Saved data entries
## Start

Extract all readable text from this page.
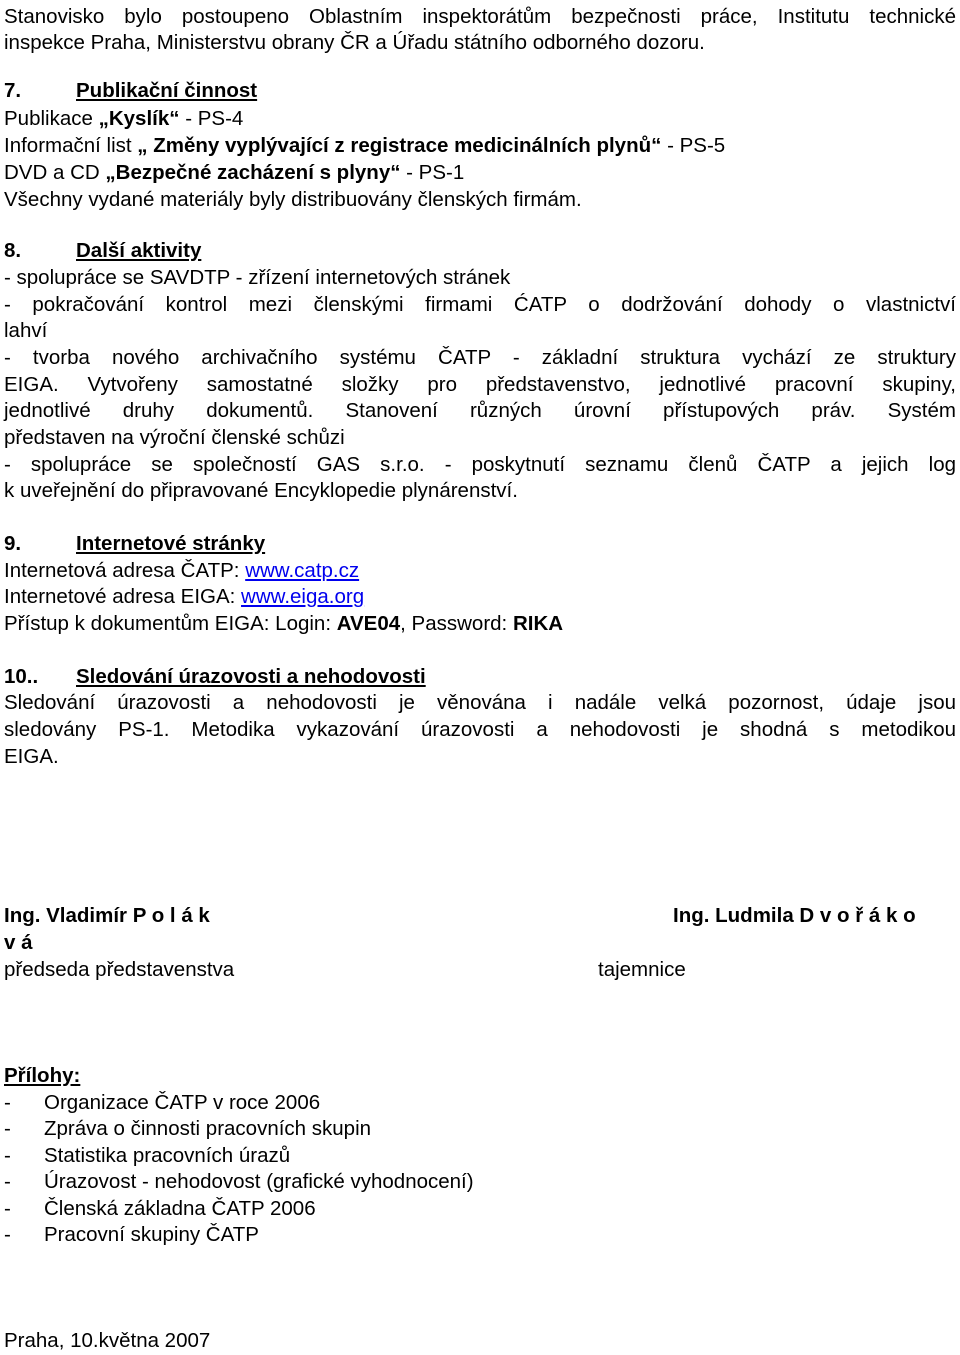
Stanovisko bylo postoupeno Oblastním inspektorátům bezpečnosti práce, Institutu technické
inspekce Praha, Ministerstvu obrany ČR a Úřadu státního odborného dozoru.
7.	Publikační činnost
Publikace „Kyslík“ - PS-4
Informační list „ Změny vyplývající z registrace medicinálních plynů“ - PS-5
DVD a CD „Bezpečné zacházení s plyny“ - PS-1
Všechny vydané materiály byly distribuovány členských firmám.
8.	Další aktivity
- spolupráce se SAVDTP - zřízení internetových stránek
- pokračování kontrol mezi členskými firmami ĆATP o dodržování dohody o vlastnictví
lahví
- tvorba nového archivačního systému ČATP - základní struktura vychází ze struktury
EIGA. Vytvořeny samostatné složky pro představenstvo, jednotlivé pracovní skupiny,
jednotlivé druhy dokumentů. Stanovení různých úrovní přístupových práv. Systém
představen na výroční členské schůzi
- spolupráce se společností GAS s.r.o. - poskytnutí seznamu členů ČATP a jejich log
k uveřejnění do připravované Encyklopedie plynárenství.
9.	Internetové stránky
Internetová adresa ČATP: www.catp.cz
Internetové adresa EIGA: www.eiga.org
Přístup k dokumentům EIGA: Login: AVE04, Password: RIKA
10.. Sledování úrazovosti a nehodovosti
Sledování úrazovosti a nehodovosti je věnována i nadále velká pozornost, údaje jsou
sledovány PS-1. Metodika vykazování úrazovosti a nehodovosti je shodná s metodikou
EIGA.
Ing. Vladimír P o l á k	Ing. Ludmila D v o ř á k o
v á
předseda představenstva	tajemnice
Přílohy:
- Organizace ČATP v roce 2006
- Zpráva o činnosti pracovních skupin
- Statistika pracovních úrazů
- Úrazovost - nehodovost (grafické vyhodnocení)
- Členská základna ČATP 2006
- Pracovní skupiny ČATP
Praha, 10.května 2007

## End

▶ Problem statement: In the records above, find each line holding "spolupráce" and copy it.

▶ Result of this task:
- spolupráce se SAVDTP - zřízení internetových stránek
- spolupráce se společností GAS s.r.o. - poskytnutí seznamu členů ČATP a jejich log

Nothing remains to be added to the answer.